BEGIN Entries provided
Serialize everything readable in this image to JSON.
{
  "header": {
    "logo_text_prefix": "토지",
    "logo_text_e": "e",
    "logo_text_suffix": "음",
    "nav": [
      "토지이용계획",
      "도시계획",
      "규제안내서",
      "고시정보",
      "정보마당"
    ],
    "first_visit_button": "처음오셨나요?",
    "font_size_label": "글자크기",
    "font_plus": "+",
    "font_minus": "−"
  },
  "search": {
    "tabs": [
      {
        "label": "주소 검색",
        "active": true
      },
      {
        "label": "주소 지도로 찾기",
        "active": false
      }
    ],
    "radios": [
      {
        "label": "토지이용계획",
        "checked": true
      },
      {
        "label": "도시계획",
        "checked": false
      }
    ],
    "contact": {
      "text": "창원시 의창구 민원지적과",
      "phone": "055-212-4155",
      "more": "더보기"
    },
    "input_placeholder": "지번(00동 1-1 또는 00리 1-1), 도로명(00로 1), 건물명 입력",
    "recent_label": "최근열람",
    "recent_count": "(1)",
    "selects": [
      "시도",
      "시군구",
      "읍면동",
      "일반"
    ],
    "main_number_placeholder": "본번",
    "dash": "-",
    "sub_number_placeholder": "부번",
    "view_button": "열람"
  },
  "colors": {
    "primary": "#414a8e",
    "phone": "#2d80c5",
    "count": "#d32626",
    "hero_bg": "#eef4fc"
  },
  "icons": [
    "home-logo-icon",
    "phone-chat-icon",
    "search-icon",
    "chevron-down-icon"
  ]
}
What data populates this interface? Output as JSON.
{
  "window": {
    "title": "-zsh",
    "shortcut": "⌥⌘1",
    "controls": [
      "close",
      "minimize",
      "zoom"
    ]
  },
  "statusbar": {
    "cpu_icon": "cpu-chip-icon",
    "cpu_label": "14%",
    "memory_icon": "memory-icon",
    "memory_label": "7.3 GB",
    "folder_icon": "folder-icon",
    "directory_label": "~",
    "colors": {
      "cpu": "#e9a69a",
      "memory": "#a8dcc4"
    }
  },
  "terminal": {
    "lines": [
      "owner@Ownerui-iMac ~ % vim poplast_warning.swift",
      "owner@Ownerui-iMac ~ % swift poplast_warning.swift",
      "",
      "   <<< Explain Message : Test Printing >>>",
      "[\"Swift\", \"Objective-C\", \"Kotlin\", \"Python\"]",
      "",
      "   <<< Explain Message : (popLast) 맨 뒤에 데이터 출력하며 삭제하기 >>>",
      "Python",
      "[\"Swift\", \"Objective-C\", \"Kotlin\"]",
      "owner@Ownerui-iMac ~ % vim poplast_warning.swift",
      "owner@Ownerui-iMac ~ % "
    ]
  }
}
END Entries provided
Return, word for word, every line from the line with "What data populates" to the final line of the data.

**Response for this exercise**
What data populates this interface? Output as JSON.
{
  "window": {
    "title": "-zsh",
    "shortcut": "⌥⌘1",
    "controls": [
      "close",
      "minimize",
      "zoom"
    ]
  },
  "statusbar": {
    "cpu_icon": "cpu-chip-icon",
    "cpu_label": "14%",
    "memory_icon": "memory-icon",
    "memory_label": "7.3 GB",
    "folder_icon": "folder-icon",
    "directory_label": "~",
    "colors": {
      "cpu": "#e9a69a",
      "memory": "#a8dcc4"
    }
  },
  "terminal": {
    "lines": [
      "owner@Ownerui-iMac ~ % vim poplast_warning.swift",
      "owner@Ownerui-iMac ~ % swift poplast_warning.swift",
      "",
      "   <<< Explain Message : Test Printing >>>",
      "[\"Swift\", \"Objective-C\", \"Kotlin\", \"Python\"]",
      "",
      "   <<< Explain Message : (popLast) 맨 뒤에 데이터 출력하며 삭제하기 >>>",
      "Python",
      "[\"Swift\", \"Objective-C\", \"Kotlin\"]",
      "owner@Ownerui-iMac ~ % vim poplast_warning.swift",
      "owner@Ownerui-iMac ~ % "
    ]
  }
}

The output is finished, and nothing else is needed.